## [Set exercise]
Reproduce all the lines below exactly and omit the images.

### Raw records ###

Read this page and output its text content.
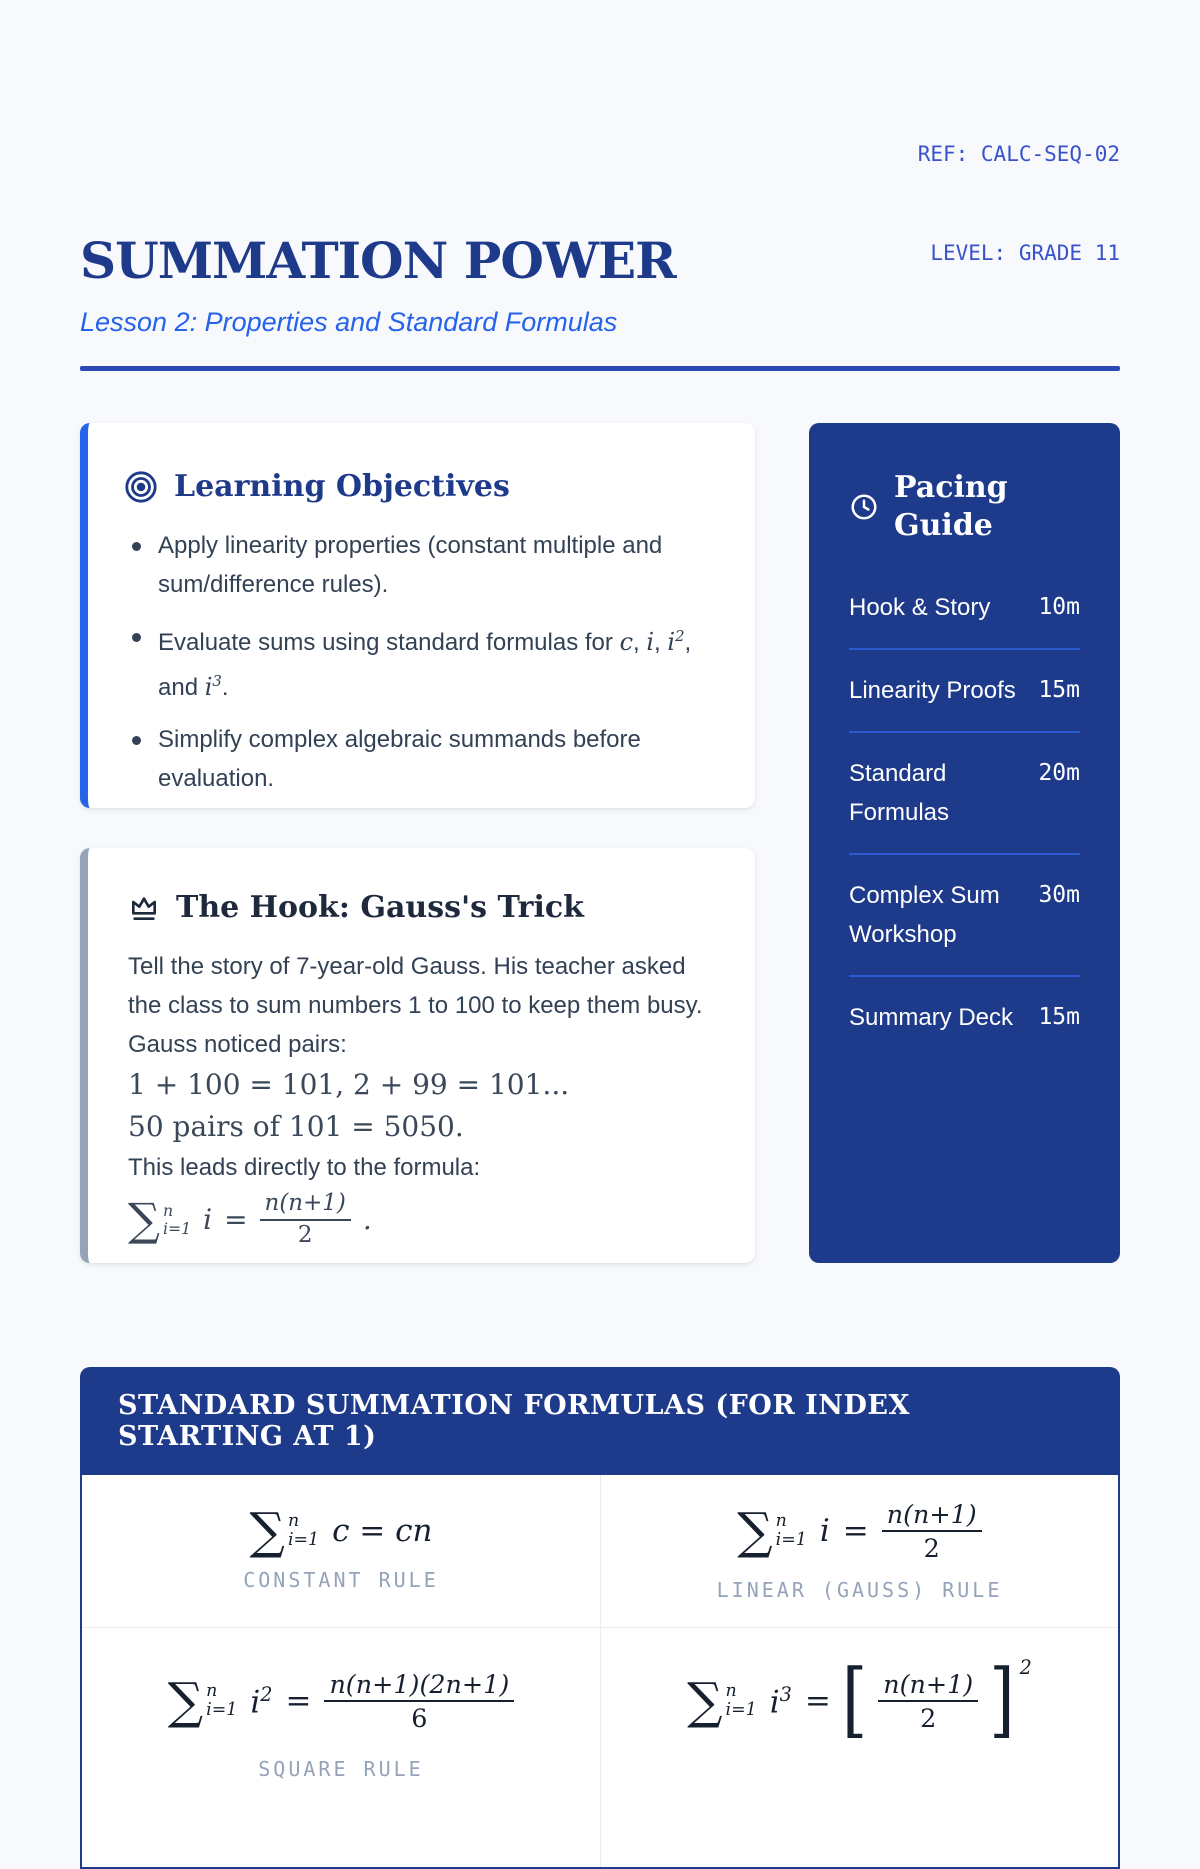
SUMMATION POWER
Lesson 2: Properties and Standard Formulas

REF: CALC-SEQ-02

LEVEL: GRADE 11

Learning Objectives
Apply linearity properties (constant multiple and sum/difference rules).
Evaluate sums using standard formulas for c, i, $i^2$, and $i^3$.
Simplify complex algebraic summands before evaluation.
The Hook: Gauss's Trick

Tell the story of 7-year-old Gauss. His teacher asked the class to sum numbers 1 to 100 to keep them busy. Gauss noticed pairs:

1 + 100 = 101, 2 + 99 = 101...
50 pairs of 101 = 5050.

This leads directly to the formula:

∑ n
i=1 $i = \frac{n(n+1)}{2}$ .
Pacing Guide
Hook & Story 10m
Linearity Proofs 15m
Standard Formulas
20m
Complex Sum Workshop
30m
Summary Deck 15m
STANDARD SUMMATION FORMULAS (FOR INDEX STARTING AT 1)
∑ n
i=1 c = cn
CONSTANT RULE
∑ n
i=1 $i = \frac{n(n+1)}{2}$
LINEAR (GAUSS) RULE
∑ n
i=1 $i^2 = \frac{n(n+1)(2n+1)}{6}$
SQUARE RULE
∑ n
i=1 $i^3$ = [ $\frac{n(n+1)}{2}$ ] 2
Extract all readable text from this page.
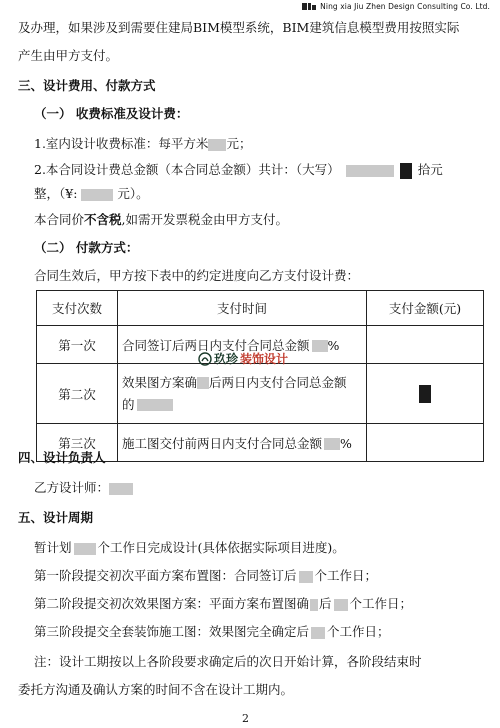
Ning xia Jiu Zhen Design Consulting Co. Ltd.
及办理，如果涉及到需要住建局BIM模型系统，BIM建筑信息模型费用按照实际
产生由甲方支付。
三、设计费用、付款方式
（一） 收费标准及设计费：
1.室内设计收费标准：每平方米 元；
2.本合同设计费总金额（本合同总金额）共计：（大写）	拾元
整，（¥:	元）。
本合同价不含税,如需开发票税金由甲方支付。
（二） 付款方式：
合同生效后，甲方按下表中的约定进度向乙方支付设计费：
支付次数	支付时间	支付金额(元)
第一次	合同签订后两日内支付合同总金额 %	
第二次	效果图方案确 后两日内支付合同总金额
的	

第三次	施工图交付前两日内支付合同总金额 %	
玖珍 装饰设计
四、设计负责人
乙方设计师：
五、设计周期
暂计划 个工作日完成设计(具体依据实际项目进度)。
第一阶段提交初次平面方案布置图：合同签订后 个工作日；
第二阶段提交初次效果图方案：平面方案布置图确 后 个工作日；
第三阶段提交全套装饰施工图：效果图完全确定后 个工作日；
注：设计工期按以上各阶段要求确定后的次日开始计算，各阶段结束时
委托方沟通及确认方案的时间不含在设计工期内。
2
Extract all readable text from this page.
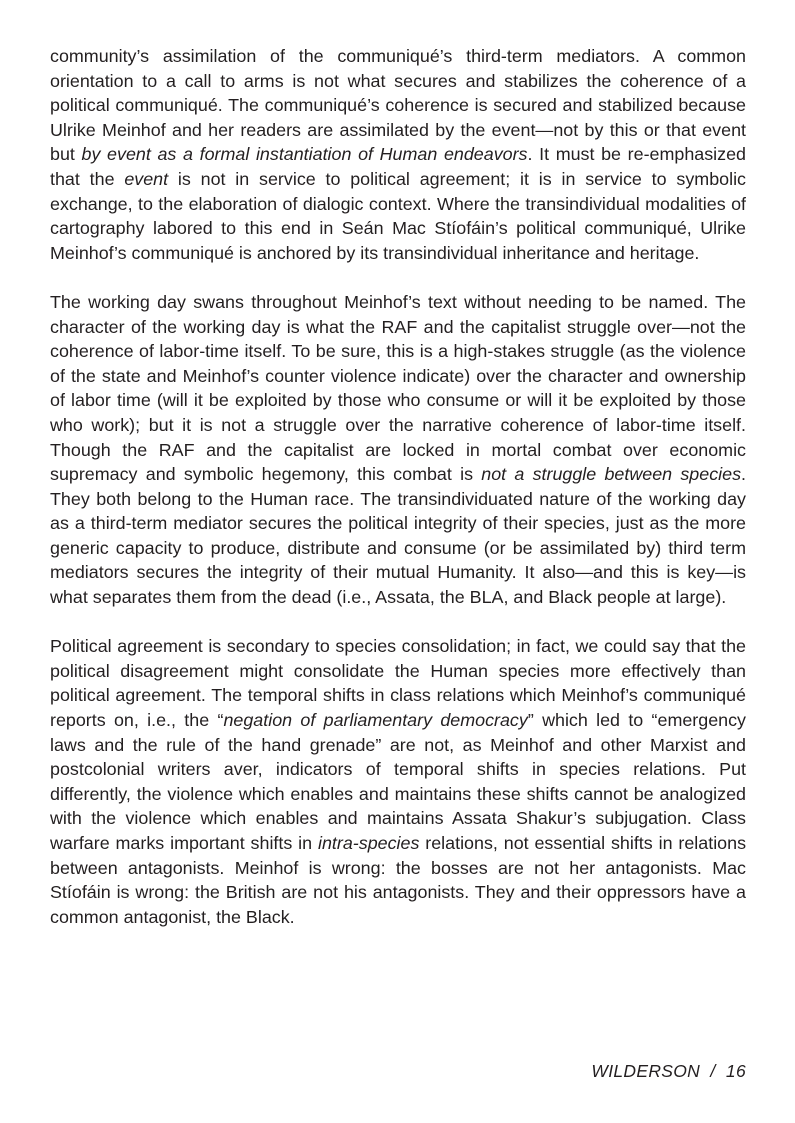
community’s assimilation of the communiqué’s third-term mediators. A common orientation to a call to arms is not what secures and stabilizes the coherence of a political communiqué. The communiqué’s coherence is secured and stabilized because Ulrike Meinhof and her readers are assimilated by the event—not by this or that event but by event as a formal instantiation of Human endeavors. It must be re-emphasized that the event is not in service to political agreement; it is in service to symbolic exchange, to the elaboration of dialogic context. Where the transindividual modalities of cartography labored to this end in Seán Mac Stíofáin’s political communiqué, Ulrike Meinhof’s communiqué is anchored by its transindividual inheritance and heritage.

The working day swans throughout Meinhof’s text without needing to be named. The character of the working day is what the RAF and the capitalist struggle over—not the coherence of labor-time itself. To be sure, this is a high-stakes struggle (as the violence of the state and Meinhof’s counter violence indicate) over the character and ownership of labor time (will it be exploited by those who consume or will it be exploited by those who work); but it is not a struggle over the narrative coherence of labor-time itself. Though the RAF and the capitalist are locked in mortal combat over economic supremacy and symbolic hegemony, this combat is not a struggle between species. They both belong to the Human race. The transindividuated nature of the working day as a third-term mediator secures the political integrity of their species, just as the more generic capacity to produce, distribute and consume (or be assimilated by) third term mediators secures the integrity of their mutual Humanity. It also—and this is key—is what separates them from the dead (i.e., Assata, the BLA, and Black people at large).

Political agreement is secondary to species consolidation; in fact, we could say that the political disagreement might consolidate the Human species more effectively than political agreement. The temporal shifts in class relations which Meinhof’s communiqué reports on, i.e., the “negation of parliamentary democracy” which led to “emergency laws and the rule of the hand grenade” are not, as Meinhof and other Marxist and postcolonial writers aver, indicators of temporal shifts in species relations. Put differently, the violence which enables and maintains these shifts cannot be analogized with the violence which enables and maintains Assata Shakur’s subjugation. Class warfare marks important shifts in intra-species relations, not essential shifts in relations between antagonists. Meinhof is wrong: the bosses are not her antagonists. Mac Stíofáin is wrong: the British are not his antagonists. They and their oppressors have a common antagonist, the Black.

WILDERSON / 16
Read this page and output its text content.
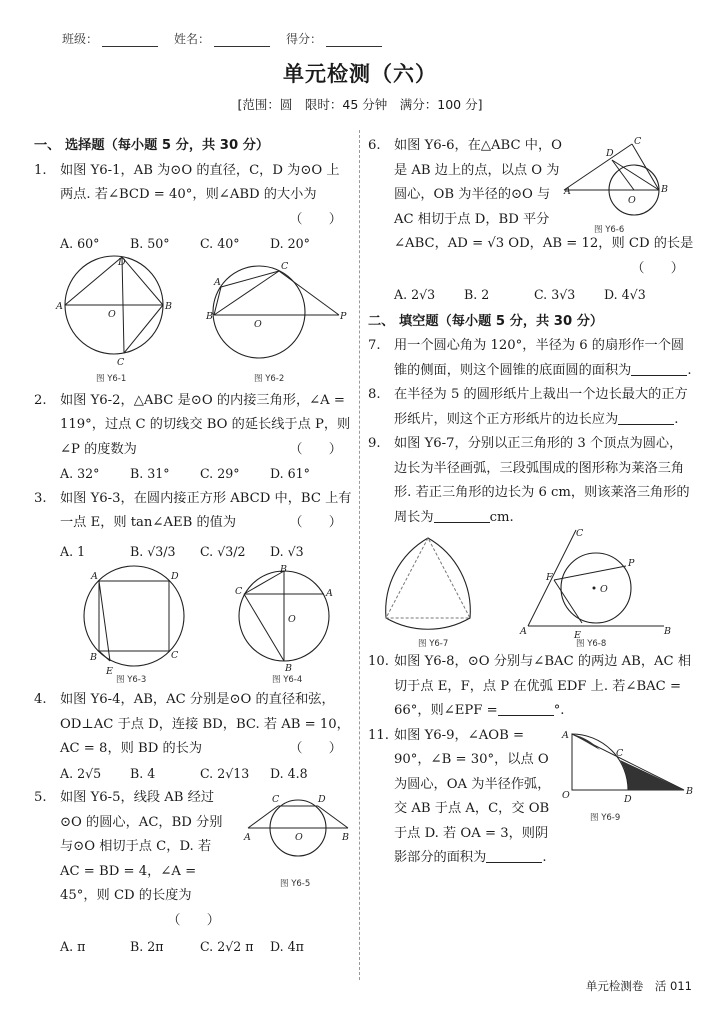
班级：	姓名：	得分：
单元检测（六）
[范围：圆　限时：45 分钟　满分：100 分]
一、 选择题（每小题 5 分，共 30 分）
1.	如图 Y6-1，AB 为⊙O 的直径，C，D 为⊙O 上两点. 若∠BCD = 40°，则∠ABD 的大小为

（　　）
A. 60°	B. 50°	C. 40°	D. 20°
A	B
D
C
O
A
B
C
P
O
图 Y6-1	图 Y6-2
2.	如图 Y6-2，△ABC 是⊙O 的内接三角形，∠A = 119°，过点 C 的切线交 BO 的延长线于点 P，则∠P 的度数为	（　　）
A. 32°	B. 31°	C. 29°	D. 61°
3.	如图 Y6-3，在圆内接正方形 ABCD 中，BC 上有一点 E，则 tan∠AEB 的值为	（　　）
A. 1	B. √3/3	C. √3/2	D. √3
A	D
B	C
E
C	A
B
B
O
图 Y6-3	图 Y6-4
4.	如图 Y6-4，AB，AC 分别是⊙O 的直径和弦，OD⊥AC 于点 D，连接 BD，BC. 若 AB = 10，AC = 8，则 BD 的长为	（　　）
A. 2√5	B. 4	C. 2√13	D. 4.8
5.	如图 Y6-5，线段 AB 经过⊙O 的圆心，AC，BD 分别与⊙O 相切于点 C，D. 若 AC = BD = 4，∠A = 45°，则 CD 的长度为
（　　）
A	B
C	D
O
图 Y6-5
A. π	B. 2π	C. 2√2 π	D. 4π
6.	如图 Y6-6，在△ABC 中，O 是 AB 边上的点，以点 O 为圆心，OB 为半径的⊙O 与 AC 相切于点 D，BD 平分∠ABC，AD = √3 OD，AB = 12，则 CD 的长是
（　　）
A	B
C
D
O
图 Y6-6
A. 2√3	B. 2	C. 3√3	D. 4√3
二、 填空题（每小题 5 分，共 30 分）
7.	用一个圆心角为 120°，半径为 6 的扇形作一个圆锥的侧面，则这个圆锥的底面圆的面积为	.
8.	在半径为 5 的圆形纸片上裁出一个边长最大的正方形纸片，则这个正方形纸片的边长应为	.
9.	如图 Y6-7，分别以正三角形的 3 个顶点为圆心，边长为半径画弧，三段弧围成的图形称为莱洛三角形. 若正三角形的边长为 6 cm，则该莱洛三角形的周长为	cm.
A	B
C
F
P
E
O
图 Y6-7	图 Y6-8
10. 如图 Y6-8，⊙O 分别与∠BAC 的两边 AB，AC 相切于点 E，F，点 P 在优弧 EDF 上. 若∠BAC = 66°，则∠EPF =	°.
11. 如图 Y6-9，∠AOB = 90°，∠B = 30°，以点 O 为圆心，OA 为半径作弧，交 AB 于点 A，C，交 OB 于点 D. 若 OA = 3，则阴影部分的面积为	.
A
O	B
D
C
图 Y6-9
单元检测卷　活 011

###

## [Expected answer]
Read this page and output its text content.
SUMMATION POWER
Lesson 2: Properties and Standard Formulas

REF: CALC-SEQ-02

LEVEL: GRADE 11

Learning Objectives
Apply linearity properties (constant multiple and sum/difference rules).
Evaluate sums using standard formulas for c, i, $i^2$, and $i^3$.
Simplify complex algebraic summands before evaluation.
The Hook: Gauss's Trick

Tell the story of 7-year-old Gauss. His teacher asked the class to sum numbers 1 to 100 to keep them busy. Gauss noticed pairs:

1 + 100 = 101, 2 + 99 = 101...
50 pairs of 101 = 5050.

This leads directly to the formula:

∑ n
i=1 $i = \frac{n(n+1)}{2}$ .
Pacing Guide
Hook & Story 10m
Linearity Proofs 15m
Standard Formulas
20m
Complex Sum Workshop
30m
Summary Deck 15m
STANDARD SUMMATION FORMULAS (FOR INDEX STARTING AT 1)
∑ n
i=1 c = cn
CONSTANT RULE
∑ n
i=1 $i = \frac{n(n+1)}{2}$
LINEAR (GAUSS) RULE
∑ n
i=1 $i^2 = \frac{n(n+1)(2n+1)}{6}$
SQUARE RULE
∑ n
i=1 $i^3$ = [ $\frac{n(n+1)}{2}$ ] 2
Extract all readable text from this page.
Ning xia Jiu Zhen Design Consulting Co. Ltd.
及办理，如果涉及到需要住建局BIM模型系统，BIM建筑信息模型费用按照实际
产生由甲方支付。
三、设计费用、付款方式
（一） 收费标准及设计费：
1.室内设计收费标准：每平方米 元；
2.本合同设计费总金额（本合同总金额）共计：（大写）	拾元
整，（¥:	元）。
本合同价不含税,如需开发票税金由甲方支付。
（二） 付款方式：
合同生效后，甲方按下表中的约定进度向乙方支付设计费：
支付次数	支付时间	支付金额(元)
第一次	合同签订后两日内支付合同总金额 %	
第二次	效果图方案确 后两日内支付合同总金额
的	

第三次	施工图交付前两日内支付合同总金额 %	
玖珍 装饰设计
四、设计负责人
乙方设计师：
五、设计周期
暂计划 个工作日完成设计(具体依据实际项目进度)。
第一阶段提交初次平面方案布置图：合同签订后 个工作日；
第二阶段提交初次效果图方案：平面方案布置图确 后 个工作日；
第三阶段提交全套装饰施工图：效果图完全确定后 个工作日；
注：设计工期按以上各阶段要求确定后的次日开始计算，各阶段结束时
委托方沟通及确认方案的时间不含在设计工期内。
2
Extract all readable text from this page.
community’s assimilation of the communiqué’s third-term mediators. A common orientation to a call to arms is not what secures and stabilizes the coherence of a political communiqué. The communiqué’s coherence is secured and stabilized because Ulrike Meinhof and her readers are assimilated by the event—not by this or that event but by event as a formal instantiation of Human endeavors. It must be re-emphasized that the event is not in service to political agreement; it is in service to symbolic exchange, to the elaboration of dialogic context. Where the transindividual modalities of cartography labored to this end in Seán Mac Stíofáin’s political communiqué, Ulrike Meinhof’s communiqué is anchored by its transindividual inheritance and heritage.

The working day swans throughout Meinhof’s text without needing to be named. The character of the working day is what the RAF and the capitalist struggle over—not the coherence of labor-time itself. To be sure, this is a high-stakes struggle (as the violence of the state and Meinhof’s counter violence indicate) over the character and ownership of labor time (will it be exploited by those who consume or will it be exploited by those who work); but it is not a struggle over the narrative coherence of labor-time itself. Though the RAF and the capitalist are locked in mortal combat over economic supremacy and symbolic hegemony, this combat is not a struggle between species. They both belong to the Human race. The transindividuated nature of the working day as a third-term mediator secures the political integrity of their species, just as the more generic capacity to produce, distribute and consume (or be assimilated by) third term mediators secures the integrity of their mutual Humanity. It also—and this is key—is what separates them from the dead (i.e., Assata, the BLA, and Black people at large).

Political agreement is secondary to species consolidation; in fact, we could say that the political disagreement might consolidate the Human species more effectively than political agreement. The temporal shifts in class relations which Meinhof’s communiqué reports on, i.e., the “negation of parliamentary democracy” which led to “emergency laws and the rule of the hand grenade” are not, as Meinhof and other Marxist and postcolonial writers aver, indicators of temporal shifts in species relations. Put differently, the violence which enables and maintains these shifts cannot be analogized with the violence which enables and maintains Assata Shakur’s subjugation. Class warfare marks important shifts in intra-species relations, not essential shifts in relations between antagonists. Meinhof is wrong: the bosses are not her antagonists. Mac Stíofáin is wrong: the British are not his antagonists. They and their oppressors have a common antagonist, the Black.

WILDERSON / 16
Read this page and output its text content.
班级：	姓名：	得分：
单元检测（六）
[范围：圆　限时：45 分钟　满分：100 分]
一、 选择题（每小题 5 分，共 30 分）
1.	如图 Y6-1，AB 为⊙O 的直径，C，D 为⊙O 上两点. 若∠BCD = 40°，则∠ABD 的大小为

（　　）
A. 60°	B. 50°	C. 40°	D. 20°
A	B
D
C
O
A
B
C
P
O
图 Y6-1	图 Y6-2
2.	如图 Y6-2，△ABC 是⊙O 的内接三角形，∠A = 119°，过点 C 的切线交 BO 的延长线于点 P，则∠P 的度数为	（　　）
A. 32°	B. 31°	C. 29°	D. 61°
3.	如图 Y6-3，在圆内接正方形 ABCD 中，BC 上有一点 E，则 tan∠AEB 的值为	（　　）
A. 1	B. √3/3	C. √3/2	D. √3
A	D
B	C
E
C	A
B
B
O
图 Y6-3	图 Y6-4
4.	如图 Y6-4，AB，AC 分别是⊙O 的直径和弦，OD⊥AC 于点 D，连接 BD，BC. 若 AB = 10，AC = 8，则 BD 的长为	（　　）
A. 2√5	B. 4	C. 2√13	D. 4.8
5.	如图 Y6-5，线段 AB 经过⊙O 的圆心，AC，BD 分别与⊙O 相切于点 C，D. 若 AC = BD = 4，∠A = 45°，则 CD 的长度为
（　　）
A	B
C	D
O
图 Y6-5
A. π	B. 2π	C. 2√2 π	D. 4π
6.	如图 Y6-6，在△ABC 中，O 是 AB 边上的点，以点 O 为圆心，OB 为半径的⊙O 与 AC 相切于点 D，BD 平分∠ABC，AD = √3 OD，AB = 12，则 CD 的长是
（　　）
A	B
C
D
O
图 Y6-6
A. 2√3	B. 2	C. 3√3	D. 4√3
二、 填空题（每小题 5 分，共 30 分）
7.	用一个圆心角为 120°，半径为 6 的扇形作一个圆锥的侧面，则这个圆锥的底面圆的面积为	.
8.	在半径为 5 的圆形纸片上裁出一个边长最大的正方形纸片，则这个正方形纸片的边长应为	.
9.	如图 Y6-7，分别以正三角形的 3 个顶点为圆心，边长为半径画弧，三段弧围成的图形称为莱洛三角形. 若正三角形的边长为 6 cm，则该莱洛三角形的周长为	cm.
A	B
C
F
P
E
O
图 Y6-7	图 Y6-8
10. 如图 Y6-8，⊙O 分别与∠BAC 的两边 AB，AC 相切于点 E，F，点 P 在优弧 EDF 上. 若∠BAC = 66°，则∠EPF =	°.
11. 如图 Y6-9，∠AOB = 90°，∠B = 30°，以点 O 为圆心，OA 为半径作弧，交 AB 于点 A，C，交 OB 于点 D. 若 OA = 3，则阴影部分的面积为	.
A
O	B
D
C
图 Y6-9
单元检测卷　活 011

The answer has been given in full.